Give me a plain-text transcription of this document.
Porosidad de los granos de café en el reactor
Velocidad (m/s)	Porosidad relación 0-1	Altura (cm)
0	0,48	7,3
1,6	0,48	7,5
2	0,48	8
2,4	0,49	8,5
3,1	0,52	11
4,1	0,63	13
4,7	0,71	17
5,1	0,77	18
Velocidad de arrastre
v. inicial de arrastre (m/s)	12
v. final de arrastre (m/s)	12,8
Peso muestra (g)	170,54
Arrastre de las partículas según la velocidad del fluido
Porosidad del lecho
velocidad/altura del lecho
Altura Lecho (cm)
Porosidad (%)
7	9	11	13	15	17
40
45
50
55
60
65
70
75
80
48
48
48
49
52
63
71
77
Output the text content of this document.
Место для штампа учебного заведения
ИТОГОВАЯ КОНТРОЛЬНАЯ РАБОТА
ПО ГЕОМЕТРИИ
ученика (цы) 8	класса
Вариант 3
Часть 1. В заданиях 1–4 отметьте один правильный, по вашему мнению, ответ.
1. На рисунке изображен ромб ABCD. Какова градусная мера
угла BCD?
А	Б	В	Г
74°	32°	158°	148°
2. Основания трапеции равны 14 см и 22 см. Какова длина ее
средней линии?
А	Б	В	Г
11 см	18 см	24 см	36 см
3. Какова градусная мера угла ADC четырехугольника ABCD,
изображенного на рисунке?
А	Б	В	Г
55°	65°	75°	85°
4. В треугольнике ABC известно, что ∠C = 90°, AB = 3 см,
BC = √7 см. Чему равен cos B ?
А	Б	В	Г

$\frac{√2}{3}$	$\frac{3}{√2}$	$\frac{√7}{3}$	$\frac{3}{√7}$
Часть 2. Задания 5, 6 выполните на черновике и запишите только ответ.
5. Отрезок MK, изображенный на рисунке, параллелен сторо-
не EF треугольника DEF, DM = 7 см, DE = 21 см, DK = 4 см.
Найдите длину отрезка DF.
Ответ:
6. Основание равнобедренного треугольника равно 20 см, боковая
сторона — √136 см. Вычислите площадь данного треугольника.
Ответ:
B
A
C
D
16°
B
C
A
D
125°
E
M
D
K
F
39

====

Set task: Extract the listing in its entirety, matching it exactly.

Result of the task:
Give me a plain-text transcription of this document.
Porosidad de los granos de café en el reactor
Velocidad (m/s)	Porosidad relación 0-1	Altura (cm)
0	0,48	7,3
1,6	0,48	7,5
2	0,48	8
2,4	0,49	8,5
3,1	0,52	11
4,1	0,63	13
4,7	0,71	17
5,1	0,77	18
Velocidad de arrastre
v. inicial de arrastre (m/s)	12
v. final de arrastre (m/s)	12,8
Peso muestra (g)	170,54
Arrastre de las partículas según la velocidad del fluido
Porosidad del lecho
velocidad/altura del lecho
Altura Lecho (cm)
Porosidad (%)
7	9	11	13	15	17
40
45
50
55
60
65
70
75
80
48
48
48
49
52
63
71
77
Output the text content of this document.
Место для штампа учебного заведения
ИТОГОВАЯ КОНТРОЛЬНАЯ РАБОТА
ПО ГЕОМЕТРИИ
ученика (цы) 8	класса
Вариант 3
Часть 1. В заданиях 1–4 отметьте один правильный, по вашему мнению, ответ.
1. На рисунке изображен ромб ABCD. Какова градусная мера
угла BCD?
А	Б	В	Г
74°	32°	158°	148°
2. Основания трапеции равны 14 см и 22 см. Какова длина ее
средней линии?
А	Б	В	Г
11 см	18 см	24 см	36 см
3. Какова градусная мера угла ADC четырехугольника ABCD,
изображенного на рисунке?
А	Б	В	Г
55°	65°	75°	85°
4. В треугольнике ABC известно, что ∠C = 90°, AB = 3 см,
BC = √7 см. Чему равен cos B ?
А	Б	В	Г

$\frac{√2}{3}$	$\frac{3}{√2}$	$\frac{√7}{3}$	$\frac{3}{√7}$
Часть 2. Задания 5, 6 выполните на черновике и запишите только ответ.
5. Отрезок MK, изображенный на рисунке, параллелен сторо-
не EF треугольника DEF, DM = 7 см, DE = 21 см, DK = 4 см.
Найдите длину отрезка DF.
Ответ:
6. Основание равнобедренного треугольника равно 20 см, боковая
сторона — √136 см. Вычислите площадь данного треугольника.
Ответ:
B
A
C
D
16°
B
C
A
D
125°
E
M
D
K
F
39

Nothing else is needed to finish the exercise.